Find each line with "Windows" and copy it.

-.-.-

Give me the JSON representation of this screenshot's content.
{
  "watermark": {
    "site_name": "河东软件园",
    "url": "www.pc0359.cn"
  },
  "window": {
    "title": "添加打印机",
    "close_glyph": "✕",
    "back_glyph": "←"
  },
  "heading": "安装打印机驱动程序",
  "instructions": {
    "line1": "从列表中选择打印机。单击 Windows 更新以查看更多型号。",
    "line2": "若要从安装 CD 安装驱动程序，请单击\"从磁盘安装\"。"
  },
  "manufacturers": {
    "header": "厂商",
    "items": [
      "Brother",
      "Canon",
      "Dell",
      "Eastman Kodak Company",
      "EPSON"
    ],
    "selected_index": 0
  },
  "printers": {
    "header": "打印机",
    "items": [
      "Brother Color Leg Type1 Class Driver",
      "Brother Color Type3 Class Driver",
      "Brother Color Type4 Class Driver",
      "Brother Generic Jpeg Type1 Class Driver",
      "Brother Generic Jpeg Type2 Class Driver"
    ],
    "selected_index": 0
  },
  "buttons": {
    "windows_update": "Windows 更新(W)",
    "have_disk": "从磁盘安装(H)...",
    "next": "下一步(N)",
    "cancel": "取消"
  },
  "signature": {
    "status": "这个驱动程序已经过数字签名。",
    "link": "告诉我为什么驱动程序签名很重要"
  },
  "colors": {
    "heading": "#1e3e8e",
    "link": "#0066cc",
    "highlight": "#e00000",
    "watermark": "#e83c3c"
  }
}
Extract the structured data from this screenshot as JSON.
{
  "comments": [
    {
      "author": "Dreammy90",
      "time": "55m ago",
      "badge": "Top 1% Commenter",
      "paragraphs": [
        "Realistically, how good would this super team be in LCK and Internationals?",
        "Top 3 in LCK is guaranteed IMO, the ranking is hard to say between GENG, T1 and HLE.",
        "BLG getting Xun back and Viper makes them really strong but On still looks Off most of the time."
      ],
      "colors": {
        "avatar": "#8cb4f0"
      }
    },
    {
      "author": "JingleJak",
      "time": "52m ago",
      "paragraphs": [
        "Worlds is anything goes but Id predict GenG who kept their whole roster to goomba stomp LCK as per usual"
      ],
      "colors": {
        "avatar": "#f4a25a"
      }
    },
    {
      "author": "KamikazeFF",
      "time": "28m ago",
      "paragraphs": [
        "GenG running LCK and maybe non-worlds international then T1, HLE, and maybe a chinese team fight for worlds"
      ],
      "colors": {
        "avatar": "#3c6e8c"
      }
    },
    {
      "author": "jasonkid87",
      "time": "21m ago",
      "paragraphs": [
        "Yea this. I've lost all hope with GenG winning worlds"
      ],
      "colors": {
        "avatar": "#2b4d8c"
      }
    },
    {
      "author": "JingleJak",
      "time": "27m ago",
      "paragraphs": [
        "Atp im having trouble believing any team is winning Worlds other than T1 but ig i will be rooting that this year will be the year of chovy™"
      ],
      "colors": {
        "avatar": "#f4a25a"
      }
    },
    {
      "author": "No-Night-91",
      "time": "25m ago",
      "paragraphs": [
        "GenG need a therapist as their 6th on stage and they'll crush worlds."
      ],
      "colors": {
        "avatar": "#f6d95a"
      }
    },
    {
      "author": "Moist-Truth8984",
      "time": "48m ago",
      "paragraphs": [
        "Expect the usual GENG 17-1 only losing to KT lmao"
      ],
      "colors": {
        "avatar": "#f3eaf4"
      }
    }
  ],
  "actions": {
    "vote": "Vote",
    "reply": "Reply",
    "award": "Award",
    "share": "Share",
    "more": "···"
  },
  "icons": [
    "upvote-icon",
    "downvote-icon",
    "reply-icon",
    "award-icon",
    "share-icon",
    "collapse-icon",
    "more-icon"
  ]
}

-.-.-

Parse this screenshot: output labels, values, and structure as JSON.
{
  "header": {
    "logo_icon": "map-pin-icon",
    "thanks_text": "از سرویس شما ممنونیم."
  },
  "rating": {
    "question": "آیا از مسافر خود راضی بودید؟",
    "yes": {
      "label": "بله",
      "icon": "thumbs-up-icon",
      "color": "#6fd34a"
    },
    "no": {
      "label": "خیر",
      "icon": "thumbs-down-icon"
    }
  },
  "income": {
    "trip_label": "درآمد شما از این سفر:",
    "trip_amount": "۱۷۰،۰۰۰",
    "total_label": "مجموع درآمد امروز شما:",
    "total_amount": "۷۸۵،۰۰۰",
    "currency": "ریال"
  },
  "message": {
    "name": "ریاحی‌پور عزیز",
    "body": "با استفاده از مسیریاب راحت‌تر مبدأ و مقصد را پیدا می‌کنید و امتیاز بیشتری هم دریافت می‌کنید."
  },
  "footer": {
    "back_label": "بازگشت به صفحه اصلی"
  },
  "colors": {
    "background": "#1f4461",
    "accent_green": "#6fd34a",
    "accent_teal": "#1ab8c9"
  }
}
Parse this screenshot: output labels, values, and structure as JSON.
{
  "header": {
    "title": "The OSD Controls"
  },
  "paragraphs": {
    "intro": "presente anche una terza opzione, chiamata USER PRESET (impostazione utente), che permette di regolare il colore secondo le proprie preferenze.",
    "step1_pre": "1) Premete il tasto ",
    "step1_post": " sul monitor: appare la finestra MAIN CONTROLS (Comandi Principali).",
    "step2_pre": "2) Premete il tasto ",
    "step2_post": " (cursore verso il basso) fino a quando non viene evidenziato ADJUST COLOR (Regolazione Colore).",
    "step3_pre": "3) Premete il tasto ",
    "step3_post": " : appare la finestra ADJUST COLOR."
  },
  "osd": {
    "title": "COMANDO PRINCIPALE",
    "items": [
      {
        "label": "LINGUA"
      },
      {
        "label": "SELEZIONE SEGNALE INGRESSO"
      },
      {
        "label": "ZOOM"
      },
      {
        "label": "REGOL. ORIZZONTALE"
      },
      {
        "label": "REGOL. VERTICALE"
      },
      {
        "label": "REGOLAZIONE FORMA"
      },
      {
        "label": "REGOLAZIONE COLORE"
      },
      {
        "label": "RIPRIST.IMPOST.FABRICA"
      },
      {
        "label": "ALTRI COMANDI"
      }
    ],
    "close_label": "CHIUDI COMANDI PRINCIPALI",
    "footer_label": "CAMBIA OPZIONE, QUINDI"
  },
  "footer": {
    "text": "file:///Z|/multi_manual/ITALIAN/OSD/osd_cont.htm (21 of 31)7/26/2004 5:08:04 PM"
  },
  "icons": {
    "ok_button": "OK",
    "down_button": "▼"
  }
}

-.-.-

= Solution to this task =
    "line1": "从列表中选择打印机。单击 Windows 更新以查看更多型号。",
    "windows_update": "Windows 更新(W)",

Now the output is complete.